[Records from a data source]

* BEGIN *

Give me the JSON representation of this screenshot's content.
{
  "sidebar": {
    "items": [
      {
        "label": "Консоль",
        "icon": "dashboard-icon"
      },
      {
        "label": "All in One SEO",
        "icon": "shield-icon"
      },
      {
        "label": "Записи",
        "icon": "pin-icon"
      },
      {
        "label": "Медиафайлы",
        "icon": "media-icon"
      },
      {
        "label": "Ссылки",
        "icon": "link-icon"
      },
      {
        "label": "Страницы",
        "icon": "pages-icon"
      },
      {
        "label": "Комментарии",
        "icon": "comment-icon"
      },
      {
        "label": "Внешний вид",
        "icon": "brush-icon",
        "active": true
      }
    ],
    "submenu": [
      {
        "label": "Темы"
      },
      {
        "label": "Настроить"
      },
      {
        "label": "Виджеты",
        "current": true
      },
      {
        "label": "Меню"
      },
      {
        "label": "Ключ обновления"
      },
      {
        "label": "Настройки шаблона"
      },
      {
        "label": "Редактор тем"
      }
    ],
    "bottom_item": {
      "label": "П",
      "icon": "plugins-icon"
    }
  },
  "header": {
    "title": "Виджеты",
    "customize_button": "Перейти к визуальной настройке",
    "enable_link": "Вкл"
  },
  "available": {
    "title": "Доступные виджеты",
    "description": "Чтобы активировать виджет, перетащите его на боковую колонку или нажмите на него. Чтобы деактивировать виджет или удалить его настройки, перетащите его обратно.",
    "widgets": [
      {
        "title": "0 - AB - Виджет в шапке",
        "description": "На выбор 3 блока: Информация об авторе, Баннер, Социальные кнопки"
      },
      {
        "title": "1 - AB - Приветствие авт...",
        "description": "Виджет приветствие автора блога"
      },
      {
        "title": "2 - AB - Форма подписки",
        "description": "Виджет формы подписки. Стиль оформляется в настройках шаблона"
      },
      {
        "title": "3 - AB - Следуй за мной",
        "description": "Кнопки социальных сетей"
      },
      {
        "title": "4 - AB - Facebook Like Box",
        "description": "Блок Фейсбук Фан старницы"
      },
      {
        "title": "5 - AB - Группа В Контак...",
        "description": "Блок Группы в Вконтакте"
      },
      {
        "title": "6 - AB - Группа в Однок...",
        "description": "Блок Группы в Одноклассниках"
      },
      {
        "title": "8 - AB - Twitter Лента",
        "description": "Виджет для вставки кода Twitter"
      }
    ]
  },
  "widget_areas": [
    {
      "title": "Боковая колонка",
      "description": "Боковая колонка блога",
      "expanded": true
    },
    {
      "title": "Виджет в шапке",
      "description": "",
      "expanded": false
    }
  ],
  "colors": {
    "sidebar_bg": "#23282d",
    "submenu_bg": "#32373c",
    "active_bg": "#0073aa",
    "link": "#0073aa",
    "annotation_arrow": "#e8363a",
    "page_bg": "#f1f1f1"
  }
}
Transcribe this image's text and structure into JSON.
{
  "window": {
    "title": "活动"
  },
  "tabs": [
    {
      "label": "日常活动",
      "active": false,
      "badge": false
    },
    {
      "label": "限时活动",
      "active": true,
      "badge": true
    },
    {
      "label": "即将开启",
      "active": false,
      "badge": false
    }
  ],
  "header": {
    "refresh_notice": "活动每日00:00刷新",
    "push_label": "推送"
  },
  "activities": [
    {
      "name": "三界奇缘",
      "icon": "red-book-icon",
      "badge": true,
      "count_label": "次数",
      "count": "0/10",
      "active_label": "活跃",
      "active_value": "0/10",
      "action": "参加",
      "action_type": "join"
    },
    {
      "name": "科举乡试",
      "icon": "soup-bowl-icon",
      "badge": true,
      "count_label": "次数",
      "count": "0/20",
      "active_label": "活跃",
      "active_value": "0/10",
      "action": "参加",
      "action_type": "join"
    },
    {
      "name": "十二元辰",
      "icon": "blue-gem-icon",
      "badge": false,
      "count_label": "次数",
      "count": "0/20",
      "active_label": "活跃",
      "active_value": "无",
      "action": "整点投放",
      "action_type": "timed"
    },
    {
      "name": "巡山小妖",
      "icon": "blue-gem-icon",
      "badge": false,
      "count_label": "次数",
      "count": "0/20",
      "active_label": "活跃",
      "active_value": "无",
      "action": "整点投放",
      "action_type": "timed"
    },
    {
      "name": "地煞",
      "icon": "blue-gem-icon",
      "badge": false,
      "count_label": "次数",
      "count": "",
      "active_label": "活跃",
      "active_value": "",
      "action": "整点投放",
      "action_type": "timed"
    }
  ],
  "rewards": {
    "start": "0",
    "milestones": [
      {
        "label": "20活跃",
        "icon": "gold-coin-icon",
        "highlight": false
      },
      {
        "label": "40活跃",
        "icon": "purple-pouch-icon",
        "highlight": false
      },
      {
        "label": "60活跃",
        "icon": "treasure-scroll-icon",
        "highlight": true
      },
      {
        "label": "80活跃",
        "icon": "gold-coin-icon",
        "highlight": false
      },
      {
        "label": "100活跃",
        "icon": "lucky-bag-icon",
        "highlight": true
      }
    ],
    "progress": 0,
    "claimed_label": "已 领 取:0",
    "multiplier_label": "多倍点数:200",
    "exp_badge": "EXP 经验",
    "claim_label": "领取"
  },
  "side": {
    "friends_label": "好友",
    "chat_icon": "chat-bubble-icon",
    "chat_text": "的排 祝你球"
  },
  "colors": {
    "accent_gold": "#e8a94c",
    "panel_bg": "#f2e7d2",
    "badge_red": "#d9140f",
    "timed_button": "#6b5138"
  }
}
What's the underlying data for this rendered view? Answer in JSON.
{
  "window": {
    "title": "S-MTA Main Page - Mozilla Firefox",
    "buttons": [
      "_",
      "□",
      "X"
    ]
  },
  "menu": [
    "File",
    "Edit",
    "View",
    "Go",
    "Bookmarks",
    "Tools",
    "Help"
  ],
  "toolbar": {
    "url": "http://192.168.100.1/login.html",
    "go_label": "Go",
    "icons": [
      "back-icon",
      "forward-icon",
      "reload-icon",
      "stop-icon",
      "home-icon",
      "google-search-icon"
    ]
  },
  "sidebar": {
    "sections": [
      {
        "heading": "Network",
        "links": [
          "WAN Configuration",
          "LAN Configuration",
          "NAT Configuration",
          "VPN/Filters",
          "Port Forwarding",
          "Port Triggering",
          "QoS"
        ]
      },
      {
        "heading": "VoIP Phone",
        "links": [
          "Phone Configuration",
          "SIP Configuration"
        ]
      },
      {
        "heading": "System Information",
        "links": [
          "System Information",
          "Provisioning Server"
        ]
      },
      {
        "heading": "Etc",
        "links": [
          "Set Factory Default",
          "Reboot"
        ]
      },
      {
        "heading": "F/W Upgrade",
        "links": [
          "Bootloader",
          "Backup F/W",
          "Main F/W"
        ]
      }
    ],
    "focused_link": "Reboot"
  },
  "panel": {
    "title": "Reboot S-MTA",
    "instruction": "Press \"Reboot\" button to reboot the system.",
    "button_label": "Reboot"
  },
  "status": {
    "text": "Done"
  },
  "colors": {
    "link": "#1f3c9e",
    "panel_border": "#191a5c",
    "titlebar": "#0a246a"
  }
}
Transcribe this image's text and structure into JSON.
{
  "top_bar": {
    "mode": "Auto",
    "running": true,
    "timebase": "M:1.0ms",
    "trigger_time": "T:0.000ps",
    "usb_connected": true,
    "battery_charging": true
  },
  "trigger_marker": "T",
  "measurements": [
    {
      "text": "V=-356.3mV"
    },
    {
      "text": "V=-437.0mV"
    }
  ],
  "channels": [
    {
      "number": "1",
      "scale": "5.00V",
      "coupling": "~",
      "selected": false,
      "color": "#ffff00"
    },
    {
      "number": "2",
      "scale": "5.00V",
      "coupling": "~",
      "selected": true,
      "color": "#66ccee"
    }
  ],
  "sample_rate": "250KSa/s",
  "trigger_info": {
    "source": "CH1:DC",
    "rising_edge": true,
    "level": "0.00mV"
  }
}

* END *

> _WHAT YOU NEED TO DO_
Wherever the word "Reboot" occurs in a line of the listing, copy that line.

> _ANSWER TO THIS PROBLEM_
          "Reboot"
    "focused_link": "Reboot"
    "title": "Reboot S-MTA",
    "instruction": "Press \"Reboot\" button to reboot the system.",
    "button_label": "Reboot"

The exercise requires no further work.